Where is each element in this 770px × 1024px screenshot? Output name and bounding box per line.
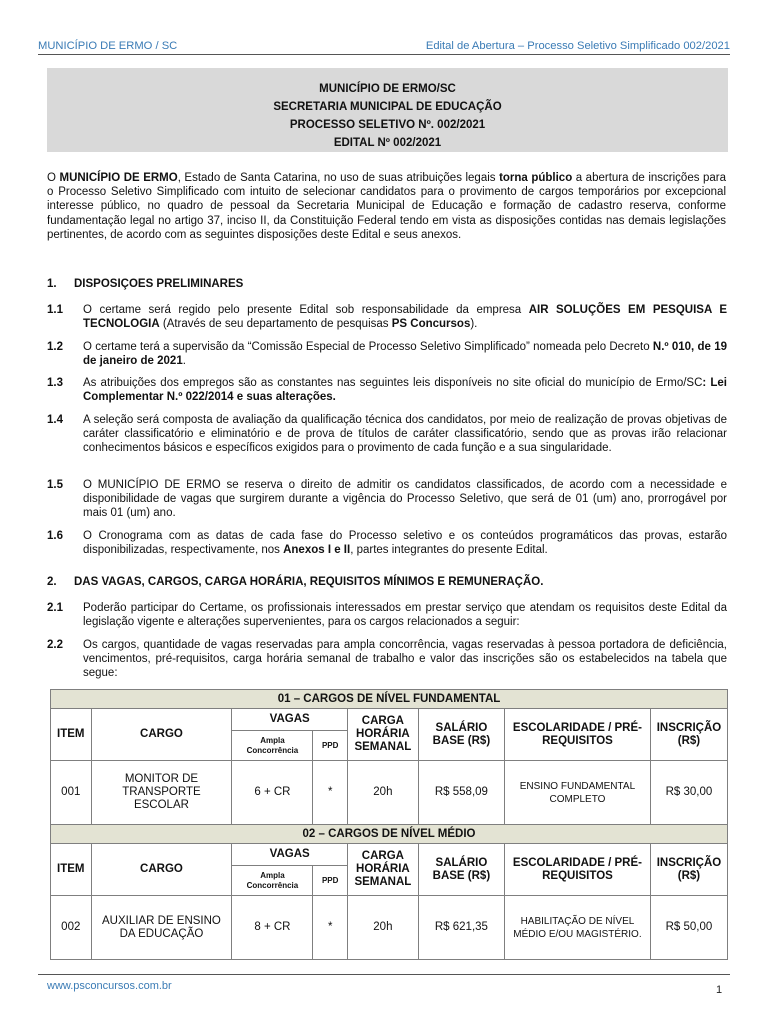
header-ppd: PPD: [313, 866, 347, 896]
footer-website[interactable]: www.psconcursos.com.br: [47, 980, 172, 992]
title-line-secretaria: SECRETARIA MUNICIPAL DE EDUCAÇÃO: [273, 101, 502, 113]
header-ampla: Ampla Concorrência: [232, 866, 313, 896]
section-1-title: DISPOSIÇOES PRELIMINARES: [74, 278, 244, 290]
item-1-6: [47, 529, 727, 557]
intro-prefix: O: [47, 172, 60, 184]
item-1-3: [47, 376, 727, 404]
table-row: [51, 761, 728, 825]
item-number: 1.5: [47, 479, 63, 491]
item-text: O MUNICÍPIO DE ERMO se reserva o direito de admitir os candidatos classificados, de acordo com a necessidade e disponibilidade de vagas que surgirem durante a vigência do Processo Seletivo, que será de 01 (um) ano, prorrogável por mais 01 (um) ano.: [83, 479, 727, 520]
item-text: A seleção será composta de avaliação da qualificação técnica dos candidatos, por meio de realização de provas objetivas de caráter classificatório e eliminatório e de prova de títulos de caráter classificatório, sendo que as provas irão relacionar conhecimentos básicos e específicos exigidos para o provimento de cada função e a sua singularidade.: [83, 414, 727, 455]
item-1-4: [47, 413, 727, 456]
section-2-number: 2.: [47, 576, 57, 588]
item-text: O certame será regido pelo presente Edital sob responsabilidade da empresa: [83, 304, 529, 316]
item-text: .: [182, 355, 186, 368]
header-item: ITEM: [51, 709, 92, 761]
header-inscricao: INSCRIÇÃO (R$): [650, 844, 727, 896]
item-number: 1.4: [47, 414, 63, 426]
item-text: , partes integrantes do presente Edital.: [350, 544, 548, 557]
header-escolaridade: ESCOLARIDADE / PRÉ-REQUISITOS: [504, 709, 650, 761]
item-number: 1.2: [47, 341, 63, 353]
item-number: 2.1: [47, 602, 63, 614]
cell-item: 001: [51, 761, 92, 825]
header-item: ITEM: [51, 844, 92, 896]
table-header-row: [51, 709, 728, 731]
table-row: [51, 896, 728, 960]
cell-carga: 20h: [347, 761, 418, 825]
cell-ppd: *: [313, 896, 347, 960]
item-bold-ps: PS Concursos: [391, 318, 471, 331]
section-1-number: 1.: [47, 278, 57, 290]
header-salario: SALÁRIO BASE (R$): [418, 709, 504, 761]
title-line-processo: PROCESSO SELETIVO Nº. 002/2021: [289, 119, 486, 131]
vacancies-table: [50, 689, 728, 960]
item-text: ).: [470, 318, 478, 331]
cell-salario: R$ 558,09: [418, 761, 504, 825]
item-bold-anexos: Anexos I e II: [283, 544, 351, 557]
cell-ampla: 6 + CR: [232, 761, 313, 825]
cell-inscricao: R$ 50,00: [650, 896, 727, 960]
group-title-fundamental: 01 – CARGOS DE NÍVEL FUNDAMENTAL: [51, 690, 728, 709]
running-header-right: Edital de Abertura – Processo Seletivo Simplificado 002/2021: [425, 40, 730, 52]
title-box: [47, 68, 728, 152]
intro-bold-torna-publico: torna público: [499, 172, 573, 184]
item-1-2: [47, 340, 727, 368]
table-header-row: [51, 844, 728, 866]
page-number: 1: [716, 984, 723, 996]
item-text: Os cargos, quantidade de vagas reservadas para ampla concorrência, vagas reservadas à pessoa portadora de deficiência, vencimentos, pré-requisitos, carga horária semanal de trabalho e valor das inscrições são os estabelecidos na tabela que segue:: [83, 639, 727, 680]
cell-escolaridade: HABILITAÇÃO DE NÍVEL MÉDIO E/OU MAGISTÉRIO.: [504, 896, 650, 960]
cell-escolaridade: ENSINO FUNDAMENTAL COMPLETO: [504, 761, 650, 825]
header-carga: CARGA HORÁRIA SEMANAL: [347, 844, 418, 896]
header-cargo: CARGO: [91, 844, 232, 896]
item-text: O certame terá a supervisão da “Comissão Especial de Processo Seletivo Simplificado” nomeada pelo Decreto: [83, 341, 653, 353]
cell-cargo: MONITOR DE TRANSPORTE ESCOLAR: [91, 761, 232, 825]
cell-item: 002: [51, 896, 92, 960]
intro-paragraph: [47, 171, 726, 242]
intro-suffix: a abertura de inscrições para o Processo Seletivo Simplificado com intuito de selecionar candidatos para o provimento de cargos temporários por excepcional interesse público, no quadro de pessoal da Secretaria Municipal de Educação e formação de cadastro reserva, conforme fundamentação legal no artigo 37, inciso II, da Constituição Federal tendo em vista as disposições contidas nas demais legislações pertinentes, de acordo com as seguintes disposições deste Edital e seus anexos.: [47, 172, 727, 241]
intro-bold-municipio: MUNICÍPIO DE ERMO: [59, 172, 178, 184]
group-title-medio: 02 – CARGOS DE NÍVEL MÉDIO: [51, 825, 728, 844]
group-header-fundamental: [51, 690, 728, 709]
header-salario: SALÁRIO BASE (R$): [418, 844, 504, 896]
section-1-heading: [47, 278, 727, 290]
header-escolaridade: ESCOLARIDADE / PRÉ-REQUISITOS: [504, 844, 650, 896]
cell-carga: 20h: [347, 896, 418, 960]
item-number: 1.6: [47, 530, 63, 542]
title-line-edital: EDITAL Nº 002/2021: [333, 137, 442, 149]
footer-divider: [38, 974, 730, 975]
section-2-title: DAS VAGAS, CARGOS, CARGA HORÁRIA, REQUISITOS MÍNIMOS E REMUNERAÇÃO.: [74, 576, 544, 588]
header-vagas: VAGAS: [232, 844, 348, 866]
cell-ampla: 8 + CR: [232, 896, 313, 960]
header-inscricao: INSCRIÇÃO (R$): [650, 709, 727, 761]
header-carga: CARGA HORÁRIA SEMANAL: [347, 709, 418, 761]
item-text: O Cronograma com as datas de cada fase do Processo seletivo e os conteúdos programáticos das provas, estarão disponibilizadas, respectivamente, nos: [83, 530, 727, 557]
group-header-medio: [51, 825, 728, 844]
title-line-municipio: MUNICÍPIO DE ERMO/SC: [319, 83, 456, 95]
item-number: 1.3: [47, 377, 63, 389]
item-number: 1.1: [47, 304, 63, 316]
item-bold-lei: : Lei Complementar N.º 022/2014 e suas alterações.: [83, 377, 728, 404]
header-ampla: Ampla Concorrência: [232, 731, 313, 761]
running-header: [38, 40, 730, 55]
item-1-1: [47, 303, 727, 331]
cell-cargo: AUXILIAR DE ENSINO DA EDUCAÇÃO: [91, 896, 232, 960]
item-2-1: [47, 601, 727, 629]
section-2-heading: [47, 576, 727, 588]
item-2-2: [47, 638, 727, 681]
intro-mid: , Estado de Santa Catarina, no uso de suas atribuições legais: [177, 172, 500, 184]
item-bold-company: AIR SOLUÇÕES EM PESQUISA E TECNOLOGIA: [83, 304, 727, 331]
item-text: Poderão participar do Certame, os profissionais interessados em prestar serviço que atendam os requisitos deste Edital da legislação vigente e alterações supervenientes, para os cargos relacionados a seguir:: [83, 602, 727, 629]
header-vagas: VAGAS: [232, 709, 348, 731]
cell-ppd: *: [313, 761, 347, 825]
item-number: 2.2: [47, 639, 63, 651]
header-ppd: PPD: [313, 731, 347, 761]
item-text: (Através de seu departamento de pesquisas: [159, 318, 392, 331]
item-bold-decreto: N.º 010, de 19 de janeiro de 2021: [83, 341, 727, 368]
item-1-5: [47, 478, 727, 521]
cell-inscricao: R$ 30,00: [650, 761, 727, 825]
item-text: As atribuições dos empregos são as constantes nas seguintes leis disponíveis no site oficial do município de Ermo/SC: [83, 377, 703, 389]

========

**Objective**
List each line of the records that contains the string "presente".

**Worked solution**
item-text: O certame será regido pelo presente Edital sob responsabilidade da empresa: [83, 304, 529, 316]
item-text: , partes integrantes do presente Edital.: [350, 544, 548, 557]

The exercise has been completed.